▸ What to do:
Print each of the entries exactly, leaving nothing out.

● ● ● ● ●

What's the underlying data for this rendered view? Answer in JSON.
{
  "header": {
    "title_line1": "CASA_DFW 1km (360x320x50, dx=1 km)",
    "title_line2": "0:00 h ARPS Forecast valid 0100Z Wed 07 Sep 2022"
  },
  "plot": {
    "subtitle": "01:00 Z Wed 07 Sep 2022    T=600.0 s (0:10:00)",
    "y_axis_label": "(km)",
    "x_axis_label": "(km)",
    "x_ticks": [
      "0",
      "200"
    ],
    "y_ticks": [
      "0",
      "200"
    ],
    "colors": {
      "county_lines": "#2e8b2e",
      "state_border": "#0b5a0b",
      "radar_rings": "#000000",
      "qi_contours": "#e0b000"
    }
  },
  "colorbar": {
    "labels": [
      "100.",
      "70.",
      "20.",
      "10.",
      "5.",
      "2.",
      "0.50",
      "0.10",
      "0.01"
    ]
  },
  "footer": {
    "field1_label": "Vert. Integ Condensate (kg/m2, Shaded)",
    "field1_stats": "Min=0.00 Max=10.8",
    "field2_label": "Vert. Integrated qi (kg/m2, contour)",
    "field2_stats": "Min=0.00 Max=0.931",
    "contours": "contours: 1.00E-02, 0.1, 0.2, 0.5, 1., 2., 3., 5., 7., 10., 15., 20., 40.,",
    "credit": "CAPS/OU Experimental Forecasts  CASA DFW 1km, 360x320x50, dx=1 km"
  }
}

● ● ● ● ●

▸ The result:
What's the underlying data for this rendered view? Answer in JSON.
{
  "header": {
    "title_line1": "CASA_DFW 1km (360x320x50, dx=1 km)",
    "title_line2": "0:00 h ARPS Forecast valid 0100Z Wed 07 Sep 2022"
  },
  "plot": {
    "subtitle": "01:00 Z Wed 07 Sep 2022    T=600.0 s (0:10:00)",
    "y_axis_label": "(km)",
    "x_axis_label": "(km)",
    "x_ticks": [
      "0",
      "200"
    ],
    "y_ticks": [
      "0",
      "200"
    ],
    "colors": {
      "county_lines": "#2e8b2e",
      "state_border": "#0b5a0b",
      "radar_rings": "#000000",
      "qi_contours": "#e0b000"
    }
  },
  "colorbar": {
    "labels": [
      "100.",
      "70.",
      "20.",
      "10.",
      "5.",
      "2.",
      "0.50",
      "0.10",
      "0.01"
    ]
  },
  "footer": {
    "field1_label": "Vert. Integ Condensate (kg/m2, Shaded)",
    "field1_stats": "Min=0.00 Max=10.8",
    "field2_label": "Vert. Integrated qi (kg/m2, contour)",
    "field2_stats": "Min=0.00 Max=0.931",
    "contours": "contours: 1.00E-02, 0.1, 0.2, 0.5, 1., 2., 3., 5., 7., 10., 15., 20., 40.,",
    "credit": "CAPS/OU Experimental Forecasts  CASA DFW 1km, 360x320x50, dx=1 km"
  }
}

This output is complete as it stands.